START

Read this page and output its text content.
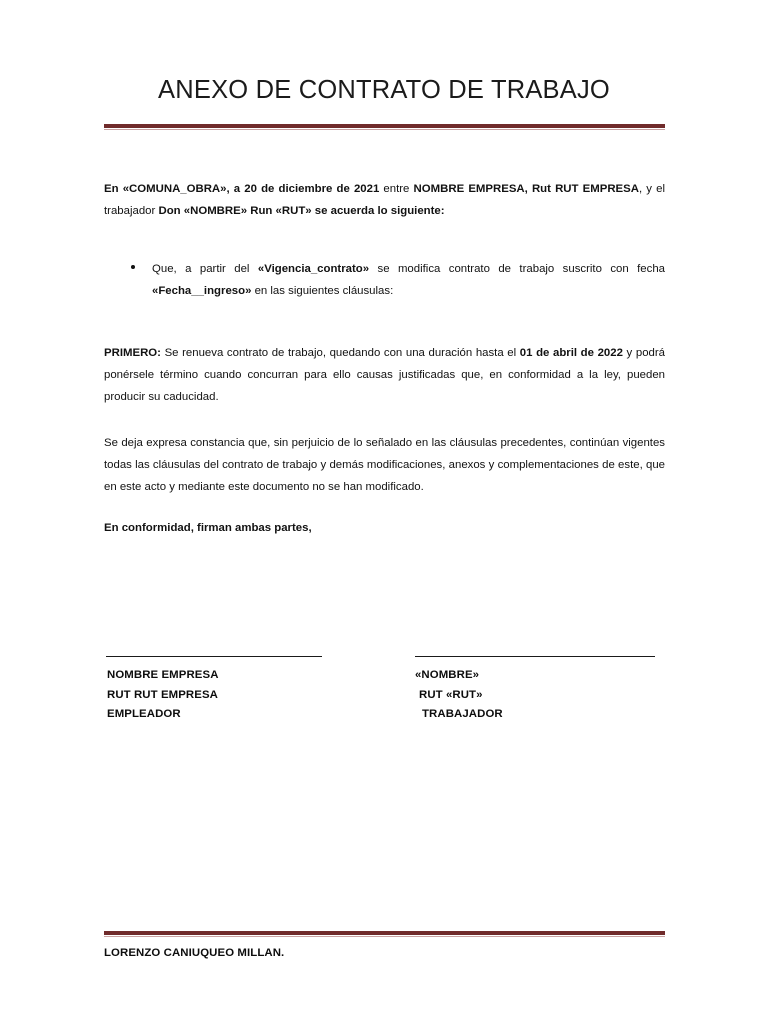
ANEXO DE CONTRATO DE TRABAJO

En «COMUNA_OBRA», a 20 de diciembre de 2021 entre NOMBRE EMPRESA, Rut RUT EMPRESA, y el trabajador Don «NOMBRE» Run «RUT» se acuerda lo siguiente:

Que, a partir del «Vigencia_contrato» se modifica contrato de trabajo suscrito con fecha «Fecha__ingreso» en las siguientes cláusulas:

PRIMERO: Se renueva contrato de trabajo, quedando con una duración hasta el 01 de abril de 2022 y podrá ponérsele término cuando concurran para ello causas justificadas que, en conformidad a la ley, pueden producir su caducidad.

Se deja expresa constancia que, sin perjuicio de lo señalado en las cláusulas precedentes, continúan vigentes todas las cláusulas del contrato de trabajo y demás modificaciones, anexos y complementaciones de este, que en este acto y mediante este documento no se han modificado.

En conformidad, firman ambas partes,

NOMBRE EMPRESA
RUT RUT EMPRESA
EMPLEADOR
«NOMBRE»
RUT «RUT»
TRABAJADOR
LORENZO CANIUQUEO MILLAN.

END

## Instruction
Write out each line of the data exactly; the images should be left out.

## In response
Read this page and output its text content.
ANEXO DE CONTRATO DE TRABAJO

En «COMUNA_OBRA», a 20 de diciembre de 2021 entre NOMBRE EMPRESA, Rut RUT EMPRESA, y el trabajador Don «NOMBRE» Run «RUT» se acuerda lo siguiente:

Que, a partir del «Vigencia_contrato» se modifica contrato de trabajo suscrito con fecha «Fecha__ingreso» en las siguientes cláusulas:

PRIMERO: Se renueva contrato de trabajo, quedando con una duración hasta el 01 de abril de 2022 y podrá ponérsele término cuando concurran para ello causas justificadas que, en conformidad a la ley, pueden producir su caducidad.

Se deja expresa constancia que, sin perjuicio de lo señalado en las cláusulas precedentes, continúan vigentes todas las cláusulas del contrato de trabajo y demás modificaciones, anexos y complementaciones de este, que en este acto y mediante este documento no se han modificado.

En conformidad, firman ambas partes,

NOMBRE EMPRESA
RUT RUT EMPRESA
EMPLEADOR
«NOMBRE»
RUT «RUT»
TRABAJADOR
LORENZO CANIUQUEO MILLAN.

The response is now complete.